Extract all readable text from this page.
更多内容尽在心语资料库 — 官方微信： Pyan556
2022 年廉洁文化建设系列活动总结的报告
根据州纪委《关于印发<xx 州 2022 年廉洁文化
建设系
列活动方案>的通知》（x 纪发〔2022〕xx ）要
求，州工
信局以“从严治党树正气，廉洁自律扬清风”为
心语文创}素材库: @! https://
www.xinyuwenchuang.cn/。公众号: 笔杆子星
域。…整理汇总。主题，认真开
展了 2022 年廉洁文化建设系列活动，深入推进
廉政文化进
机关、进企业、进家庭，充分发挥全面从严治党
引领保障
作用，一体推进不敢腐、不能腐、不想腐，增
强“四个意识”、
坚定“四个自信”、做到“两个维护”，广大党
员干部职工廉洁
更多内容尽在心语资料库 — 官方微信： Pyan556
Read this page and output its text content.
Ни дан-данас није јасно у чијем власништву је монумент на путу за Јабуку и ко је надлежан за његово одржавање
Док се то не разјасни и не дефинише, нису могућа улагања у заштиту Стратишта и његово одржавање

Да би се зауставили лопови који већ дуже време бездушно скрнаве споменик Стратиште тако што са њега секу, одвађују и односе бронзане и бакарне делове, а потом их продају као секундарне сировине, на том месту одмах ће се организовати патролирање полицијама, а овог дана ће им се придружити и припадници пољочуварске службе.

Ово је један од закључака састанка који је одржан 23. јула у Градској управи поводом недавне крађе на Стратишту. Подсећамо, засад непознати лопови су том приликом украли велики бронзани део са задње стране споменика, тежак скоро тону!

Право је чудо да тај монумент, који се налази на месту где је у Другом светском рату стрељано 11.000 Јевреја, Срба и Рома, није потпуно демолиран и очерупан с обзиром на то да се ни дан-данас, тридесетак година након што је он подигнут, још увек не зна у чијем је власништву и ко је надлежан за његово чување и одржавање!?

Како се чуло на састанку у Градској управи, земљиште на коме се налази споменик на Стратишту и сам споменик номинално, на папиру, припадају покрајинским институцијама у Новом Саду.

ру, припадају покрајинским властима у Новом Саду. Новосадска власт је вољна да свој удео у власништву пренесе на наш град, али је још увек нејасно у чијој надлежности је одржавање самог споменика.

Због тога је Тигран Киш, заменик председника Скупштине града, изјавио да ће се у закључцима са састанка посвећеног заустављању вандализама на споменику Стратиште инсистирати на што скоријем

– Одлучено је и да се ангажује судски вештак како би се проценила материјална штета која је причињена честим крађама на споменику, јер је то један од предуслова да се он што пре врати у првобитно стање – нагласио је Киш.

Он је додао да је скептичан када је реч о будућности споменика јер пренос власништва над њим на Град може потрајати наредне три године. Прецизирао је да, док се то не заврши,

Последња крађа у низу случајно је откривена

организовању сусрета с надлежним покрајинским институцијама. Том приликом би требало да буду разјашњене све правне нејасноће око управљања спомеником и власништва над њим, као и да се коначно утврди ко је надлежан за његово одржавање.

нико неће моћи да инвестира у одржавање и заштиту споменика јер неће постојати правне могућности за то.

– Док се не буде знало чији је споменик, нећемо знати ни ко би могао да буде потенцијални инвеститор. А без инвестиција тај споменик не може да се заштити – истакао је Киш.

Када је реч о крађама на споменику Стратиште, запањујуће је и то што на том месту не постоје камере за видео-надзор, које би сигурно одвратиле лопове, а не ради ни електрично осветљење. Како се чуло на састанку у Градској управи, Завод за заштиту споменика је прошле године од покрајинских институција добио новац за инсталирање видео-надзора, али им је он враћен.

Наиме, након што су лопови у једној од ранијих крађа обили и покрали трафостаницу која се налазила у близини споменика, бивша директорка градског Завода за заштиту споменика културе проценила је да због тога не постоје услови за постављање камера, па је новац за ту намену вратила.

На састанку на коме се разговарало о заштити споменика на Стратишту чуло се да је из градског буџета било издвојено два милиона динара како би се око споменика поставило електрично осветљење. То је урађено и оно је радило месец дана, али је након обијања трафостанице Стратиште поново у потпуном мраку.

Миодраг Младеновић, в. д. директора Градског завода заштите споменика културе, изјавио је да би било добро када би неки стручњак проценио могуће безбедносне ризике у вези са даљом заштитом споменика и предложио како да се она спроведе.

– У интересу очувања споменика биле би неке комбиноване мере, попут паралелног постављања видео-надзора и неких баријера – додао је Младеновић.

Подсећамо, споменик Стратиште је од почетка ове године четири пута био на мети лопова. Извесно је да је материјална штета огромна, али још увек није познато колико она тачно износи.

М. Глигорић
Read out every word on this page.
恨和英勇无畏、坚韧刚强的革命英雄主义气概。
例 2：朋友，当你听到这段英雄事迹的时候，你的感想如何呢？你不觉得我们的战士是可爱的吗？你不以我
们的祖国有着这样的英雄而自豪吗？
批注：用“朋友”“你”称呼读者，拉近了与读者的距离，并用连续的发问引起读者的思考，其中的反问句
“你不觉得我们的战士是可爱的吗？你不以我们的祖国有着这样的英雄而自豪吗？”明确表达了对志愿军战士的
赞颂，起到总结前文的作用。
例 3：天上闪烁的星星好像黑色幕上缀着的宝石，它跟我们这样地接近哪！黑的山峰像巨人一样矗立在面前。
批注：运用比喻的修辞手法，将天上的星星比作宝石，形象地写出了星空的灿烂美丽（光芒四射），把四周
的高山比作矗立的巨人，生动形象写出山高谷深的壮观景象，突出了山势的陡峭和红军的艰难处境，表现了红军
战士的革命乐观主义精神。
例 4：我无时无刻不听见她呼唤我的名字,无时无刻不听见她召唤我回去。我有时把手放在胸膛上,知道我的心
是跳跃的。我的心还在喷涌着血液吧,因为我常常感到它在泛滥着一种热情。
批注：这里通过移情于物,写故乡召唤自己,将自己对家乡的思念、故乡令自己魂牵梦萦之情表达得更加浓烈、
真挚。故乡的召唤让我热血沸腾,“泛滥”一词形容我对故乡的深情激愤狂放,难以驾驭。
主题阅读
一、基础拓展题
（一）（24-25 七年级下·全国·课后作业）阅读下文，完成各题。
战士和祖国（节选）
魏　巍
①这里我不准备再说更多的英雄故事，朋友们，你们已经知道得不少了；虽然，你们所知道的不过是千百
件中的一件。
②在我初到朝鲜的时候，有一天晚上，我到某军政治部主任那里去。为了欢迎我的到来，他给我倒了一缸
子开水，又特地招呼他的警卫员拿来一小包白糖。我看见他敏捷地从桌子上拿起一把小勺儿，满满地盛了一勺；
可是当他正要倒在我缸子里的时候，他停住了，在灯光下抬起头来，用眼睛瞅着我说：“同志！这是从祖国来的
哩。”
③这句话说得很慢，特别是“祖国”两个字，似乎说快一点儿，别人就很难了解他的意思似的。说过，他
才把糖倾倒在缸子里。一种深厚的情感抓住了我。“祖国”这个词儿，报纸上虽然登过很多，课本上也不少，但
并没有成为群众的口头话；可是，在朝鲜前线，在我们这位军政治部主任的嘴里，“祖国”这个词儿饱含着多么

════════════════

Directions: Exactly and only the lines from the line containing "Read out every word on this page." through the last line of the entries should be copied, both ends included.

Finished task:
Read out every word on this page.
恨和英勇无畏、坚韧刚强的革命英雄主义气概。
例 2：朋友，当你听到这段英雄事迹的时候，你的感想如何呢？你不觉得我们的战士是可爱的吗？你不以我
们的祖国有着这样的英雄而自豪吗？
批注：用“朋友”“你”称呼读者，拉近了与读者的距离，并用连续的发问引起读者的思考，其中的反问句
“你不觉得我们的战士是可爱的吗？你不以我们的祖国有着这样的英雄而自豪吗？”明确表达了对志愿军战士的
赞颂，起到总结前文的作用。
例 3：天上闪烁的星星好像黑色幕上缀着的宝石，它跟我们这样地接近哪！黑的山峰像巨人一样矗立在面前。
批注：运用比喻的修辞手法，将天上的星星比作宝石，形象地写出了星空的灿烂美丽（光芒四射），把四周
的高山比作矗立的巨人，生动形象写出山高谷深的壮观景象，突出了山势的陡峭和红军的艰难处境，表现了红军
战士的革命乐观主义精神。
例 4：我无时无刻不听见她呼唤我的名字,无时无刻不听见她召唤我回去。我有时把手放在胸膛上,知道我的心
是跳跃的。我的心还在喷涌着血液吧,因为我常常感到它在泛滥着一种热情。
批注：这里通过移情于物,写故乡召唤自己,将自己对家乡的思念、故乡令自己魂牵梦萦之情表达得更加浓烈、
真挚。故乡的召唤让我热血沸腾,“泛滥”一词形容我对故乡的深情激愤狂放,难以驾驭。
主题阅读
一、基础拓展题
（一）（24-25 七年级下·全国·课后作业）阅读下文，完成各题。
战士和祖国（节选）
魏　巍
①这里我不准备再说更多的英雄故事，朋友们，你们已经知道得不少了；虽然，你们所知道的不过是千百
件中的一件。
②在我初到朝鲜的时候，有一天晚上，我到某军政治部主任那里去。为了欢迎我的到来，他给我倒了一缸
子开水，又特地招呼他的警卫员拿来一小包白糖。我看见他敏捷地从桌子上拿起一把小勺儿，满满地盛了一勺；
可是当他正要倒在我缸子里的时候，他停住了，在灯光下抬起头来，用眼睛瞅着我说：“同志！这是从祖国来的
哩。”
③这句话说得很慢，特别是“祖国”两个字，似乎说快一点儿，别人就很难了解他的意思似的。说过，他
才把糖倾倒在缸子里。一种深厚的情感抓住了我。“祖国”这个词儿，报纸上虽然登过很多，课本上也不少，但
并没有成为群众的口头话；可是，在朝鲜前线，在我们这位军政治部主任的嘴里，“祖国”这个词儿饱含着多么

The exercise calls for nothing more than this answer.